The problem:
Using the records that follow, copy every line containing the word "écran".

Dataset:

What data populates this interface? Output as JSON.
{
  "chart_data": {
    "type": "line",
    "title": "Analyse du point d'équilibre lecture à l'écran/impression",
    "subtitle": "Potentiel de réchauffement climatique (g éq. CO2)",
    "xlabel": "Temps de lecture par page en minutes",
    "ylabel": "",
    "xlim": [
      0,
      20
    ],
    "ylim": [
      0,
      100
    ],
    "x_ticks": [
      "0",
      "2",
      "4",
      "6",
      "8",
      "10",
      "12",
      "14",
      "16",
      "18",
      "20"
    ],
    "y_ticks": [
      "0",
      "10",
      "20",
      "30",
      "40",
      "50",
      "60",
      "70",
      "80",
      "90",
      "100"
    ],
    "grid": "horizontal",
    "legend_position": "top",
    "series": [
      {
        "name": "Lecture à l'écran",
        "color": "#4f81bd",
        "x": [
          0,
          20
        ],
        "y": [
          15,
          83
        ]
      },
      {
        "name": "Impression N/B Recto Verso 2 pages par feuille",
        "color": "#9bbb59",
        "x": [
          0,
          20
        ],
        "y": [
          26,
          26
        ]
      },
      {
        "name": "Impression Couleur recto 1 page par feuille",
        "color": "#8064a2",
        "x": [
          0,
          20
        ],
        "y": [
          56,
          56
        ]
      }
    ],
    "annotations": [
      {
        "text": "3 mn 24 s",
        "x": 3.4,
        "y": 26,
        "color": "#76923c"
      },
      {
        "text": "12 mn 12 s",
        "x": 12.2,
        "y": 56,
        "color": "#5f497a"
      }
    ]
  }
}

Solution for this task:
    "title": "Analyse du point d'équilibre lecture à l'écran/impression",
        "name": "Lecture à l'écran",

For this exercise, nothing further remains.